-- Exercise directions --
Exactly repeat the material, dropping every picture from the copy.
[BEGIN]
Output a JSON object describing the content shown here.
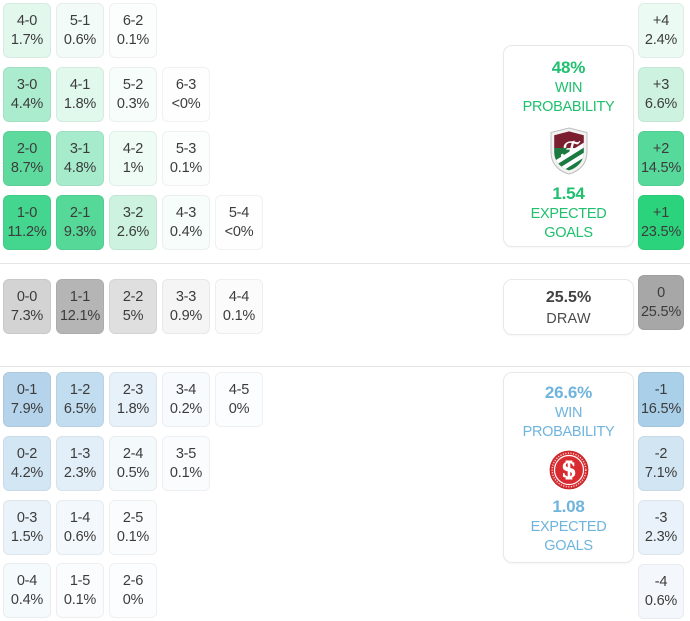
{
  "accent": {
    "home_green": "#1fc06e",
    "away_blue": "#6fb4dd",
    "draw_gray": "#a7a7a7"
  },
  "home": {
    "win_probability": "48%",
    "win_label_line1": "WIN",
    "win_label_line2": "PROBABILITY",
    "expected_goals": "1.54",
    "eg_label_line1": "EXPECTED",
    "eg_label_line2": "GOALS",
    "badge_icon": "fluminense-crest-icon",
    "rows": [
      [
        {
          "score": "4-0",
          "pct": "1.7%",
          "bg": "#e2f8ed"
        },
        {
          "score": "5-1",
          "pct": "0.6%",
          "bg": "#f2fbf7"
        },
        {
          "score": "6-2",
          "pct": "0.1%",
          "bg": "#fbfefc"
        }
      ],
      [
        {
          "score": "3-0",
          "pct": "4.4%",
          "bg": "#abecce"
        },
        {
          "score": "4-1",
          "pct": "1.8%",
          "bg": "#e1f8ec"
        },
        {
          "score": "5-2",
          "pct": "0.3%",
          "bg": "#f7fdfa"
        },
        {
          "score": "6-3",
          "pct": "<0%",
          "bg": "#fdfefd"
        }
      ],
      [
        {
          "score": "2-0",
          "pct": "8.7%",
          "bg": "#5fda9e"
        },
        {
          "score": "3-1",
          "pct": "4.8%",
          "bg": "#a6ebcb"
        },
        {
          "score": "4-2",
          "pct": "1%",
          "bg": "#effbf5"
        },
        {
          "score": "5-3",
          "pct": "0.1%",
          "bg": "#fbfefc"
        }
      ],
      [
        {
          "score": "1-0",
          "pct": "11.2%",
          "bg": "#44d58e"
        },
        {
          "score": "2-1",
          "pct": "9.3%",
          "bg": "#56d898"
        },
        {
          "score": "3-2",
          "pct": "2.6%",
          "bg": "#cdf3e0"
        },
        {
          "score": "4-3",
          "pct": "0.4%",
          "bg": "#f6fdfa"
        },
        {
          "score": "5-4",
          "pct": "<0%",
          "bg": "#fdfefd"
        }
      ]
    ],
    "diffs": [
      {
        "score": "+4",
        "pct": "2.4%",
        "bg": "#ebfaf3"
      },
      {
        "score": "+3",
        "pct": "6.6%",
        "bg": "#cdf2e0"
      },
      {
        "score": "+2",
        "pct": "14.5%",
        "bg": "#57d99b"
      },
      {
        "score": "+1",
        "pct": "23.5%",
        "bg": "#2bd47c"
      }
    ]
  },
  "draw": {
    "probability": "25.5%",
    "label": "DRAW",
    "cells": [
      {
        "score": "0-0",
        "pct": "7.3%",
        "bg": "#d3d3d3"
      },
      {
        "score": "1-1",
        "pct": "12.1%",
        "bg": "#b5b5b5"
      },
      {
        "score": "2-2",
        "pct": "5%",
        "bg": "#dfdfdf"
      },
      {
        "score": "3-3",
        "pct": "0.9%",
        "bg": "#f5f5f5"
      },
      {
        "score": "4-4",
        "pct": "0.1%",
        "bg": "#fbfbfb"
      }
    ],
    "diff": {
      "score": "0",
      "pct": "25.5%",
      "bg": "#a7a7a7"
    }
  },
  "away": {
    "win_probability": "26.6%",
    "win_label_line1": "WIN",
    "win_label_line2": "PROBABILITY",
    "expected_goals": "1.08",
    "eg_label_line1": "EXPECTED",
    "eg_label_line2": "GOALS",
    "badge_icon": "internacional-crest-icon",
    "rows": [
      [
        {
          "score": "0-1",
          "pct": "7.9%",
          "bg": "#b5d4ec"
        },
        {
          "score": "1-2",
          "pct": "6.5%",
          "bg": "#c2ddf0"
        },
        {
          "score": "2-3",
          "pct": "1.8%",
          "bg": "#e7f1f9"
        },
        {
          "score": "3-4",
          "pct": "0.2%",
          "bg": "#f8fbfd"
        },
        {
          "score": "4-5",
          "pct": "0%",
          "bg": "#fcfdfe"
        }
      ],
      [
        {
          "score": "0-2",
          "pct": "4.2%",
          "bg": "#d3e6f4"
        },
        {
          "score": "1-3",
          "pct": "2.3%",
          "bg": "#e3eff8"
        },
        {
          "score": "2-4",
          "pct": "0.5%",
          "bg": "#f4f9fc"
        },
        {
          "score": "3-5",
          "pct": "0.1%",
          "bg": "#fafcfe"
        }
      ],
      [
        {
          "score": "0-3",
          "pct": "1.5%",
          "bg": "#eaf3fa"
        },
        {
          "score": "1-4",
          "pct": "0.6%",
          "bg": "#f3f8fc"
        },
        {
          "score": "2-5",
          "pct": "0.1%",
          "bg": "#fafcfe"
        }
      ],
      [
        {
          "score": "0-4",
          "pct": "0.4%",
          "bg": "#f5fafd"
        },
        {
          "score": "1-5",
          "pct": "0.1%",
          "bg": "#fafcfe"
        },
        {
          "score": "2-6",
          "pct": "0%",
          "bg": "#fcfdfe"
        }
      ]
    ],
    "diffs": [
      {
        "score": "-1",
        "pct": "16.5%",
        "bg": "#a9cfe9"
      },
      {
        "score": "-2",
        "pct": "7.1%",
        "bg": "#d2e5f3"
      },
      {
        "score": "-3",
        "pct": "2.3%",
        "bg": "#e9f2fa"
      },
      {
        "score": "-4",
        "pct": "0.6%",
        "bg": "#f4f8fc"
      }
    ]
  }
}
[END]
-- Reply --
Output a JSON object describing the content shown here.
{
  "accent": {
    "home_green": "#1fc06e",
    "away_blue": "#6fb4dd",
    "draw_gray": "#a7a7a7"
  },
  "home": {
    "win_probability": "48%",
    "win_label_line1": "WIN",
    "win_label_line2": "PROBABILITY",
    "expected_goals": "1.54",
    "eg_label_line1": "EXPECTED",
    "eg_label_line2": "GOALS",
    "badge_icon": "fluminense-crest-icon",
    "rows": [
      [
        {
          "score": "4-0",
          "pct": "1.7%",
          "bg": "#e2f8ed"
        },
        {
          "score": "5-1",
          "pct": "0.6%",
          "bg": "#f2fbf7"
        },
        {
          "score": "6-2",
          "pct": "0.1%",
          "bg": "#fbfefc"
        }
      ],
      [
        {
          "score": "3-0",
          "pct": "4.4%",
          "bg": "#abecce"
        },
        {
          "score": "4-1",
          "pct": "1.8%",
          "bg": "#e1f8ec"
        },
        {
          "score": "5-2",
          "pct": "0.3%",
          "bg": "#f7fdfa"
        },
        {
          "score": "6-3",
          "pct": "<0%",
          "bg": "#fdfefd"
        }
      ],
      [
        {
          "score": "2-0",
          "pct": "8.7%",
          "bg": "#5fda9e"
        },
        {
          "score": "3-1",
          "pct": "4.8%",
          "bg": "#a6ebcb"
        },
        {
          "score": "4-2",
          "pct": "1%",
          "bg": "#effbf5"
        },
        {
          "score": "5-3",
          "pct": "0.1%",
          "bg": "#fbfefc"
        }
      ],
      [
        {
          "score": "1-0",
          "pct": "11.2%",
          "bg": "#44d58e"
        },
        {
          "score": "2-1",
          "pct": "9.3%",
          "bg": "#56d898"
        },
        {
          "score": "3-2",
          "pct": "2.6%",
          "bg": "#cdf3e0"
        },
        {
          "score": "4-3",
          "pct": "0.4%",
          "bg": "#f6fdfa"
        },
        {
          "score": "5-4",
          "pct": "<0%",
          "bg": "#fdfefd"
        }
      ]
    ],
    "diffs": [
      {
        "score": "+4",
        "pct": "2.4%",
        "bg": "#ebfaf3"
      },
      {
        "score": "+3",
        "pct": "6.6%",
        "bg": "#cdf2e0"
      },
      {
        "score": "+2",
        "pct": "14.5%",
        "bg": "#57d99b"
      },
      {
        "score": "+1",
        "pct": "23.5%",
        "bg": "#2bd47c"
      }
    ]
  },
  "draw": {
    "probability": "25.5%",
    "label": "DRAW",
    "cells": [
      {
        "score": "0-0",
        "pct": "7.3%",
        "bg": "#d3d3d3"
      },
      {
        "score": "1-1",
        "pct": "12.1%",
        "bg": "#b5b5b5"
      },
      {
        "score": "2-2",
        "pct": "5%",
        "bg": "#dfdfdf"
      },
      {
        "score": "3-3",
        "pct": "0.9%",
        "bg": "#f5f5f5"
      },
      {
        "score": "4-4",
        "pct": "0.1%",
        "bg": "#fbfbfb"
      }
    ],
    "diff": {
      "score": "0",
      "pct": "25.5%",
      "bg": "#a7a7a7"
    }
  },
  "away": {
    "win_probability": "26.6%",
    "win_label_line1": "WIN",
    "win_label_line2": "PROBABILITY",
    "expected_goals": "1.08",
    "eg_label_line1": "EXPECTED",
    "eg_label_line2": "GOALS",
    "badge_icon": "internacional-crest-icon",
    "rows": [
      [
        {
          "score": "0-1",
          "pct": "7.9%",
          "bg": "#b5d4ec"
        },
        {
          "score": "1-2",
          "pct": "6.5%",
          "bg": "#c2ddf0"
        },
        {
          "score": "2-3",
          "pct": "1.8%",
          "bg": "#e7f1f9"
        },
        {
          "score": "3-4",
          "pct": "0.2%",
          "bg": "#f8fbfd"
        },
        {
          "score": "4-5",
          "pct": "0%",
          "bg": "#fcfdfe"
        }
      ],
      [
        {
          "score": "0-2",
          "pct": "4.2%",
          "bg": "#d3e6f4"
        },
        {
          "score": "1-3",
          "pct": "2.3%",
          "bg": "#e3eff8"
        },
        {
          "score": "2-4",
          "pct": "0.5%",
          "bg": "#f4f9fc"
        },
        {
          "score": "3-5",
          "pct": "0.1%",
          "bg": "#fafcfe"
        }
      ],
      [
        {
          "score": "0-3",
          "pct": "1.5%",
          "bg": "#eaf3fa"
        },
        {
          "score": "1-4",
          "pct": "0.6%",
          "bg": "#f3f8fc"
        },
        {
          "score": "2-5",
          "pct": "0.1%",
          "bg": "#fafcfe"
        }
      ],
      [
        {
          "score": "0-4",
          "pct": "0.4%",
          "bg": "#f5fafd"
        },
        {
          "score": "1-5",
          "pct": "0.1%",
          "bg": "#fafcfe"
        },
        {
          "score": "2-6",
          "pct": "0%",
          "bg": "#fcfdfe"
        }
      ]
    ],
    "diffs": [
      {
        "score": "-1",
        "pct": "16.5%",
        "bg": "#a9cfe9"
      },
      {
        "score": "-2",
        "pct": "7.1%",
        "bg": "#d2e5f3"
      },
      {
        "score": "-3",
        "pct": "2.3%",
        "bg": "#e9f2fa"
      },
      {
        "score": "-4",
        "pct": "0.6%",
        "bg": "#f4f8fc"
      }
    ]
  }
}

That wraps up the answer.